** BEGIN **
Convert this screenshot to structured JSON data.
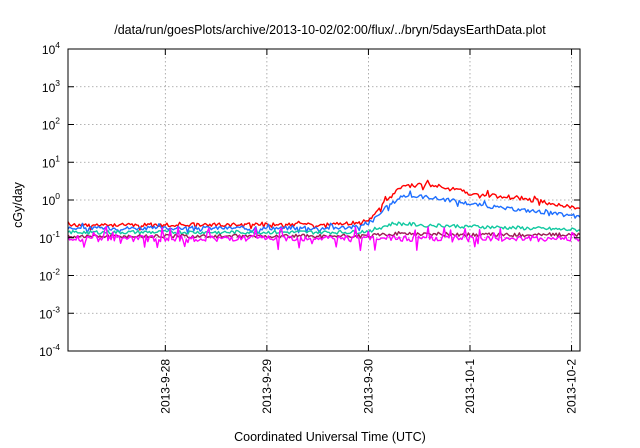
{
  "chart_data": {
    "type": "line",
    "title": "/data/run/goesPlots/archive/2013-10-02/02:00/flux/../bryn/5daysEarthData.plot",
    "xlabel": "Coordinated Universal Time (UTC)",
    "ylabel": "cGy/day",
    "yscale": "log",
    "ylim": [
      0.0001,
      10000
    ],
    "yticks": [
      {
        "base": "10",
        "exp": "4",
        "value": 10000
      },
      {
        "base": "10",
        "exp": "3",
        "value": 1000
      },
      {
        "base": "10",
        "exp": "2",
        "value": 100
      },
      {
        "base": "10",
        "exp": "1",
        "value": 10
      },
      {
        "base": "10",
        "exp": "0",
        "value": 1
      },
      {
        "base": "10",
        "exp": "-1",
        "value": 0.1
      },
      {
        "base": "10",
        "exp": "-2",
        "value": 0.01
      },
      {
        "base": "10",
        "exp": "-3",
        "value": 0.001
      },
      {
        "base": "10",
        "exp": "-4",
        "value": 0.0001
      }
    ],
    "xlim": [
      "2013-09-27 01:00",
      "2013-10-02 02:00"
    ],
    "xticks": [
      {
        "label": "2013-9-28",
        "value": "2013-09-28 00:00"
      },
      {
        "label": "2013-9-29",
        "value": "2013-09-29 00:00"
      },
      {
        "label": "2013-9-30",
        "value": "2013-09-30 00:00"
      },
      {
        "label": "2013-10-1",
        "value": "2013-10-01 00:00"
      },
      {
        "label": "2013-10-2",
        "value": "2013-10-02 00:00"
      }
    ],
    "grid": true,
    "series": [
      {
        "color": "#ff0000",
        "x": [
          "2013-09-27 01:00",
          "2013-09-27 12:00",
          "2013-09-28 00:00",
          "2013-09-28 12:00",
          "2013-09-29 00:00",
          "2013-09-29 12:00",
          "2013-09-29 20:00",
          "2013-09-30 00:00",
          "2013-09-30 04:00",
          "2013-09-30 08:00",
          "2013-09-30 14:00",
          "2013-09-30 20:00",
          "2013-10-01 00:00",
          "2013-10-01 08:00",
          "2013-10-01 16:00",
          "2013-10-02 02:00"
        ],
        "values": [
          0.22,
          0.22,
          0.22,
          0.22,
          0.22,
          0.22,
          0.24,
          0.28,
          0.9,
          2.3,
          2.6,
          2.0,
          1.5,
          1.2,
          0.95,
          0.6
        ]
      },
      {
        "color": "#1e6fff",
        "x": [
          "2013-09-27 01:00",
          "2013-09-27 12:00",
          "2013-09-28 00:00",
          "2013-09-28 12:00",
          "2013-09-29 00:00",
          "2013-09-29 12:00",
          "2013-09-29 20:00",
          "2013-09-30 00:00",
          "2013-09-30 04:00",
          "2013-09-30 08:00",
          "2013-09-30 14:00",
          "2013-09-30 20:00",
          "2013-10-01 00:00",
          "2013-10-01 08:00",
          "2013-10-01 16:00",
          "2013-10-02 02:00"
        ],
        "values": [
          0.18,
          0.18,
          0.18,
          0.18,
          0.18,
          0.18,
          0.19,
          0.22,
          0.6,
          1.3,
          1.2,
          0.95,
          0.8,
          0.6,
          0.5,
          0.35
        ]
      },
      {
        "color": "#11c8a0",
        "x": [
          "2013-09-27 01:00",
          "2013-09-28 00:00",
          "2013-09-29 00:00",
          "2013-09-29 20:00",
          "2013-09-30 00:00",
          "2013-09-30 06:00",
          "2013-09-30 12:00",
          "2013-10-01 00:00",
          "2013-10-01 12:00",
          "2013-10-02 02:00"
        ],
        "values": [
          0.14,
          0.14,
          0.14,
          0.14,
          0.15,
          0.24,
          0.22,
          0.2,
          0.18,
          0.16
        ]
      },
      {
        "color": "#9b1b54",
        "x": [
          "2013-09-27 01:00",
          "2013-09-28 00:00",
          "2013-09-29 00:00",
          "2013-09-30 00:00",
          "2013-09-30 06:00",
          "2013-10-01 00:00",
          "2013-10-02 02:00"
        ],
        "values": [
          0.11,
          0.11,
          0.11,
          0.11,
          0.13,
          0.12,
          0.12
        ]
      },
      {
        "color": "#ff00ff",
        "x": [
          "2013-09-27 01:00",
          "2013-09-28 00:00",
          "2013-09-29 00:00",
          "2013-09-30 00:00",
          "2013-10-01 00:00",
          "2013-10-02 02:00"
        ],
        "values": [
          0.095,
          0.095,
          0.095,
          0.095,
          0.095,
          0.095
        ]
      }
    ]
  }
}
** END **
**What needs to be done**
Each line above is to be copied verbatim. Drop any image from the copy.

**The answer**
Convert this screenshot to structured JSON data.
{
  "chart_data": {
    "type": "line",
    "title": "/data/run/goesPlots/archive/2013-10-02/02:00/flux/../bryn/5daysEarthData.plot",
    "xlabel": "Coordinated Universal Time (UTC)",
    "ylabel": "cGy/day",
    "yscale": "log",
    "ylim": [
      0.0001,
      10000
    ],
    "yticks": [
      {
        "base": "10",
        "exp": "4",
        "value": 10000
      },
      {
        "base": "10",
        "exp": "3",
        "value": 1000
      },
      {
        "base": "10",
        "exp": "2",
        "value": 100
      },
      {
        "base": "10",
        "exp": "1",
        "value": 10
      },
      {
        "base": "10",
        "exp": "0",
        "value": 1
      },
      {
        "base": "10",
        "exp": "-1",
        "value": 0.1
      },
      {
        "base": "10",
        "exp": "-2",
        "value": 0.01
      },
      {
        "base": "10",
        "exp": "-3",
        "value": 0.001
      },
      {
        "base": "10",
        "exp": "-4",
        "value": 0.0001
      }
    ],
    "xlim": [
      "2013-09-27 01:00",
      "2013-10-02 02:00"
    ],
    "xticks": [
      {
        "label": "2013-9-28",
        "value": "2013-09-28 00:00"
      },
      {
        "label": "2013-9-29",
        "value": "2013-09-29 00:00"
      },
      {
        "label": "2013-9-30",
        "value": "2013-09-30 00:00"
      },
      {
        "label": "2013-10-1",
        "value": "2013-10-01 00:00"
      },
      {
        "label": "2013-10-2",
        "value": "2013-10-02 00:00"
      }
    ],
    "grid": true,
    "series": [
      {
        "color": "#ff0000",
        "x": [
          "2013-09-27 01:00",
          "2013-09-27 12:00",
          "2013-09-28 00:00",
          "2013-09-28 12:00",
          "2013-09-29 00:00",
          "2013-09-29 12:00",
          "2013-09-29 20:00",
          "2013-09-30 00:00",
          "2013-09-30 04:00",
          "2013-09-30 08:00",
          "2013-09-30 14:00",
          "2013-09-30 20:00",
          "2013-10-01 00:00",
          "2013-10-01 08:00",
          "2013-10-01 16:00",
          "2013-10-02 02:00"
        ],
        "values": [
          0.22,
          0.22,
          0.22,
          0.22,
          0.22,
          0.22,
          0.24,
          0.28,
          0.9,
          2.3,
          2.6,
          2.0,
          1.5,
          1.2,
          0.95,
          0.6
        ]
      },
      {
        "color": "#1e6fff",
        "x": [
          "2013-09-27 01:00",
          "2013-09-27 12:00",
          "2013-09-28 00:00",
          "2013-09-28 12:00",
          "2013-09-29 00:00",
          "2013-09-29 12:00",
          "2013-09-29 20:00",
          "2013-09-30 00:00",
          "2013-09-30 04:00",
          "2013-09-30 08:00",
          "2013-09-30 14:00",
          "2013-09-30 20:00",
          "2013-10-01 00:00",
          "2013-10-01 08:00",
          "2013-10-01 16:00",
          "2013-10-02 02:00"
        ],
        "values": [
          0.18,
          0.18,
          0.18,
          0.18,
          0.18,
          0.18,
          0.19,
          0.22,
          0.6,
          1.3,
          1.2,
          0.95,
          0.8,
          0.6,
          0.5,
          0.35
        ]
      },
      {
        "color": "#11c8a0",
        "x": [
          "2013-09-27 01:00",
          "2013-09-28 00:00",
          "2013-09-29 00:00",
          "2013-09-29 20:00",
          "2013-09-30 00:00",
          "2013-09-30 06:00",
          "2013-09-30 12:00",
          "2013-10-01 00:00",
          "2013-10-01 12:00",
          "2013-10-02 02:00"
        ],
        "values": [
          0.14,
          0.14,
          0.14,
          0.14,
          0.15,
          0.24,
          0.22,
          0.2,
          0.18,
          0.16
        ]
      },
      {
        "color": "#9b1b54",
        "x": [
          "2013-09-27 01:00",
          "2013-09-28 00:00",
          "2013-09-29 00:00",
          "2013-09-30 00:00",
          "2013-09-30 06:00",
          "2013-10-01 00:00",
          "2013-10-02 02:00"
        ],
        "values": [
          0.11,
          0.11,
          0.11,
          0.11,
          0.13,
          0.12,
          0.12
        ]
      },
      {
        "color": "#ff00ff",
        "x": [
          "2013-09-27 01:00",
          "2013-09-28 00:00",
          "2013-09-29 00:00",
          "2013-09-30 00:00",
          "2013-10-01 00:00",
          "2013-10-02 02:00"
        ],
        "values": [
          0.095,
          0.095,
          0.095,
          0.095,
          0.095,
          0.095
        ]
      }
    ]
  }
}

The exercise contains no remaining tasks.